### Problems to solve
• 1. According to the Queerstories text, in what year did Vicki Melson leave the UK?
• 2. Duplicate the part of the Queerstories text that opens with the words containing "Vicki Melson: Gotta" and closes with "masseuse Vicki Melson.".

### Text for analysis
- - - -

A national LGBTQI+ storytelling project curated by Maeve Marsden
featuring a book, event series and an award-winning podcast

A national LGBTQI+ storytelling project curated by Maeve Marsden
featuring a book, event series and award-winning podcast

Vicki Melson: Gotta Make Way for the Homo Superior

Vicki Melson tells us a short tale of heroes, cock and cancer.   Vicki is a Sydney based aromatherapist with a background in graphic design. She has recently completed an Arts degree majoring in English and Film which she hopes will encourage her to write more. She escaped from the UK in 1987 and has since been trapped in Australia due to her love of its flora and fauna.  

Vicki Melson is featured in the Queerstories book which can be ordered on Booktopia.

Vicki Melson



Hi. I’m Maeve Marsden and you’re listening to Queerstories – the podcast for the monthly LGBTQIA storytelling night I host and programme. Queerstories takes place at Giant Dwarf in Redfern. This week – masseuse Vicki Melson.


The ‘70s were not an easy decade for me. I was a fucking ugly kid. Almost six feet tall at 12 years old, stick thin, flat chested, with braces on my wonky British “teef,” and somehow, to the horror of my racist parents, an Afro, which my mother parted in the middle and attempted to smooth down, causing two permanent triangles to form on my head.

*Audience laughs*

I used to write letters to God, who none of us believed in, begging him to cut off my legs and make me normal like the other girls.

*Audience “Aww” in unison*

My mother found these notes and squirrelled them away with all my other secrets, so many fucking secrets. In the supermarket, they called me, “Sonny,” and sometimes they still do. I wanted to die. And then punk came along and saved my skinny arse. Suddenly, it was okay not to look like Farrah Fawcett Majors, and being a freak was cool. I found myself a relatable heroine. Her name was Poly Styrene, the lead singer of X-Ray Spex.

- - - -

Bounding box prediction data
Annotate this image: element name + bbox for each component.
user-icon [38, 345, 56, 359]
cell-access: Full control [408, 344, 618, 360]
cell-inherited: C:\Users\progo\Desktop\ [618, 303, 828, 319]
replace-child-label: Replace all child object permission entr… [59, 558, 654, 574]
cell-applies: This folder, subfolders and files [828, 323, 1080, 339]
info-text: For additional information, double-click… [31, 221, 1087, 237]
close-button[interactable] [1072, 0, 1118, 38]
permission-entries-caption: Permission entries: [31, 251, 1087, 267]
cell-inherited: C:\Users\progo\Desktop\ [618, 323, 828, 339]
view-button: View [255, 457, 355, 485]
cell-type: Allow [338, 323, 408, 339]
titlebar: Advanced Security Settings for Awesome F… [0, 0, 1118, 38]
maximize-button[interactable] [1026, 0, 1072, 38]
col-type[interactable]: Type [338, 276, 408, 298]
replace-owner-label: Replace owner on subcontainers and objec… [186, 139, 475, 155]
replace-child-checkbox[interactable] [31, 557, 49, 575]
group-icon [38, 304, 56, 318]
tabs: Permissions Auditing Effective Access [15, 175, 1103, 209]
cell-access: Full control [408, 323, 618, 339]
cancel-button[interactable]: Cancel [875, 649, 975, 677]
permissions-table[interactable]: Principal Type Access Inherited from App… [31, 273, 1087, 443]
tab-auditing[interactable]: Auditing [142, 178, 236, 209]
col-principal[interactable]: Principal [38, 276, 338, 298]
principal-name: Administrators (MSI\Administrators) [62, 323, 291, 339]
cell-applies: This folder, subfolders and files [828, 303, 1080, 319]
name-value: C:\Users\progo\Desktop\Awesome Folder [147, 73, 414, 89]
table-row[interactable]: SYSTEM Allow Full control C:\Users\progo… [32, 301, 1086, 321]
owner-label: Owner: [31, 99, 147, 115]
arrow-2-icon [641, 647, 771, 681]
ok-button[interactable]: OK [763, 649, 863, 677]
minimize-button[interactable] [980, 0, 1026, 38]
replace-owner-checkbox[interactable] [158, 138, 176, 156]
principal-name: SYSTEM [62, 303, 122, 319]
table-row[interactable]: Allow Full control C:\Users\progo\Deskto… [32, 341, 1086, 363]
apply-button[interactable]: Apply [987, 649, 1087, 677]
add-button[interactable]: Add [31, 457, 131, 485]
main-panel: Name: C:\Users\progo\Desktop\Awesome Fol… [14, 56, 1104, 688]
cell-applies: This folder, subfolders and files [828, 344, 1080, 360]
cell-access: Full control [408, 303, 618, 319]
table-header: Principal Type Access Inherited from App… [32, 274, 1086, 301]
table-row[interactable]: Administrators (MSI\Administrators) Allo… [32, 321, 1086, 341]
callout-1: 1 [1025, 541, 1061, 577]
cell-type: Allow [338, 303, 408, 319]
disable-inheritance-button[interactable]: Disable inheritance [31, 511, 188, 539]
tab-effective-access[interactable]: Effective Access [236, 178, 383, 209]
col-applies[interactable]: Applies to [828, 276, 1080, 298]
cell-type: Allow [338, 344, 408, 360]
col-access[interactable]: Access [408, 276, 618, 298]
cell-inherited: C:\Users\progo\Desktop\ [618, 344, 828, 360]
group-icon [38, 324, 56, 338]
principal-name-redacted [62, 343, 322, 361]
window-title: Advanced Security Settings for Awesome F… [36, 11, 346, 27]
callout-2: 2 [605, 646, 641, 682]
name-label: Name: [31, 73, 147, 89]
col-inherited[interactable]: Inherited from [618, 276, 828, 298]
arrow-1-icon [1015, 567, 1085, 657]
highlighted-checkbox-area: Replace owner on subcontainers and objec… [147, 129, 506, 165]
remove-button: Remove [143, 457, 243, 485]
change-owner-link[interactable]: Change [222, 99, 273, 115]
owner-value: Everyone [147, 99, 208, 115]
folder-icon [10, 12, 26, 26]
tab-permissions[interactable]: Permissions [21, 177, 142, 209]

- - - -

### Numbered answers
• 1. 1987

• 2.
Vicki Melson: Gotta Make Way for the Homo Superior

Vicki Melson tells us a short tale of heroes, cock and cancer.   Vicki is a Sydney based aromatherapist with a background in graphic design. She has recently completed an Arts degree majoring in English and Film which she hopes will encourage her to write more. She escaped from the UK in 1987 and has since been trapped in Australia due to her love of its flora and fauna.  

Vicki Melson is featured in the Queerstories book which can be ordered on Booktopia.

Vicki Melson



Hi. I’m Maeve Marsden and you’re listening to Queerstories – the podcast for the monthly LGBTQIA storytelling night I host and programme. Queerstories takes place at Giant Dwarf in Redfern. This week – masseuse Vicki Melson.